Images must not appear in your copy; reproduce every other part of the records exactly.

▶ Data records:
__________
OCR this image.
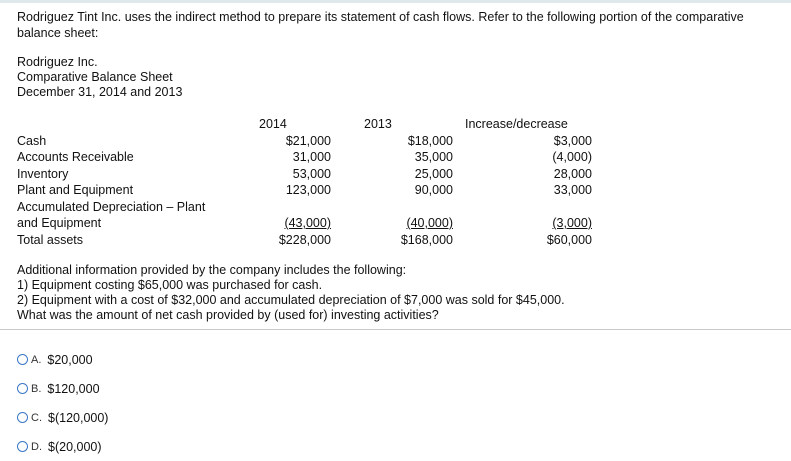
Rodriguez Tint Inc. uses the indirect method to prepare its statement of cash flows. Refer to the following portion of the comparative balance sheet:
Rodriguez Inc.
Comparative Balance Sheet
December 31, 2014 and 2013
	2014	2013	Increase/decrease
Cash	$21,000	$18,000	$3,000
Accounts Receivable	31,000	35,000	(4,000)
Inventory	53,000	25,000	28,000
Plant and Equipment	123,000	90,000	33,000
Accumulated Depreciation – Plant			
and Equipment	(43,000)	(40,000)	(3,000)
Total assets	$228,000	$168,000	$60,000
Additional information provided by the company includes the following:
1) Equipment costing $65,000 was purchased for cash.
2) Equipment with a cost of $32,000 and accumulated depreciation of $7,000 was sold for $45,000.
What was the amount of net cash provided by (used for) investing activities?
A. $20,000
B. $120,000
C. $(120,000)
D. $(20,000)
__________
▶ EXERCISE ANSWER:
OCR this image.
Rodriguez Tint Inc. uses the indirect method to prepare its statement of cash flows. Refer to the following portion of the comparative balance sheet:
Rodriguez Inc.
Comparative Balance Sheet
December 31, 2014 and 2013
	2014	2013	Increase/decrease
Cash	$21,000	$18,000	$3,000
Accounts Receivable	31,000	35,000	(4,000)
Inventory	53,000	25,000	28,000
Plant and Equipment	123,000	90,000	33,000
Accumulated Depreciation – Plant			
and Equipment	(43,000)	(40,000)	(3,000)
Total assets	$228,000	$168,000	$60,000
Additional information provided by the company includes the following:
1) Equipment costing $65,000 was purchased for cash.
2) Equipment with a cost of $32,000 and accumulated depreciation of $7,000 was sold for $45,000.
What was the amount of net cash provided by (used for) investing activities?
A. $20,000
B. $120,000
C. $(120,000)
D. $(20,000)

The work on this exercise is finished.